Data records
★ ★ ★

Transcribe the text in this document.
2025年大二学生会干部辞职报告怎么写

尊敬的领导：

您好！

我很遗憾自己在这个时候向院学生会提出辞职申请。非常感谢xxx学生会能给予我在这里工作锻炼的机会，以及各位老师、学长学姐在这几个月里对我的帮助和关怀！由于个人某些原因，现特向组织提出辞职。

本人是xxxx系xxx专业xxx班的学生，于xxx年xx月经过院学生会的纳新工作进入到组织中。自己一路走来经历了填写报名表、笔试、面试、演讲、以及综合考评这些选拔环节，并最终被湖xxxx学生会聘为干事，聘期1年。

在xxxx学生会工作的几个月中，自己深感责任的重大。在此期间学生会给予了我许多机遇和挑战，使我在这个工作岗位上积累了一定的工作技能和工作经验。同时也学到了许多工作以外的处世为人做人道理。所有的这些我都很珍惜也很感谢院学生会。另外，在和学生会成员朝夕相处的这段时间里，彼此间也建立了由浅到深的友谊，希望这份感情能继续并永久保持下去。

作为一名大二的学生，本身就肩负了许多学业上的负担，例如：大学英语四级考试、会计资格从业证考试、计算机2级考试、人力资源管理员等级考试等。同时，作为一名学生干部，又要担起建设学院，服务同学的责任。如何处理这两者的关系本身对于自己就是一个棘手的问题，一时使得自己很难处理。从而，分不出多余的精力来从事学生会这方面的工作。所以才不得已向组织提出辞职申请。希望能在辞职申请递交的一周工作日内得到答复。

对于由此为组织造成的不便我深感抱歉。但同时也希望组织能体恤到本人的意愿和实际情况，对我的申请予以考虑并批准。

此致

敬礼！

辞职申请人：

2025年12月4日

★ ★ ★

Extract all the material, leaving every line as it is.

THE OUTPUT>
Transcribe the text in this document.
2025年大二学生会干部辞职报告怎么写

尊敬的领导：

您好！

我很遗憾自己在这个时候向院学生会提出辞职申请。非常感谢xxx学生会能给予我在这里工作锻炼的机会，以及各位老师、学长学姐在这几个月里对我的帮助和关怀！由于个人某些原因，现特向组织提出辞职。

本人是xxxx系xxx专业xxx班的学生，于xxx年xx月经过院学生会的纳新工作进入到组织中。自己一路走来经历了填写报名表、笔试、面试、演讲、以及综合考评这些选拔环节，并最终被湖xxxx学生会聘为干事，聘期1年。

在xxxx学生会工作的几个月中，自己深感责任的重大。在此期间学生会给予了我许多机遇和挑战，使我在这个工作岗位上积累了一定的工作技能和工作经验。同时也学到了许多工作以外的处世为人做人道理。所有的这些我都很珍惜也很感谢院学生会。另外，在和学生会成员朝夕相处的这段时间里，彼此间也建立了由浅到深的友谊，希望这份感情能继续并永久保持下去。

作为一名大二的学生，本身就肩负了许多学业上的负担，例如：大学英语四级考试、会计资格从业证考试、计算机2级考试、人力资源管理员等级考试等。同时，作为一名学生干部，又要担起建设学院，服务同学的责任。如何处理这两者的关系本身对于自己就是一个棘手的问题，一时使得自己很难处理。从而，分不出多余的精力来从事学生会这方面的工作。所以才不得已向组织提出辞职申请。希望能在辞职申请递交的一周工作日内得到答复。

对于由此为组织造成的不便我深感抱歉。但同时也希望组织能体恤到本人的意愿和实际情况，对我的申请予以考虑并批准。

此致

敬礼！

辞职申请人：

2025年12月4日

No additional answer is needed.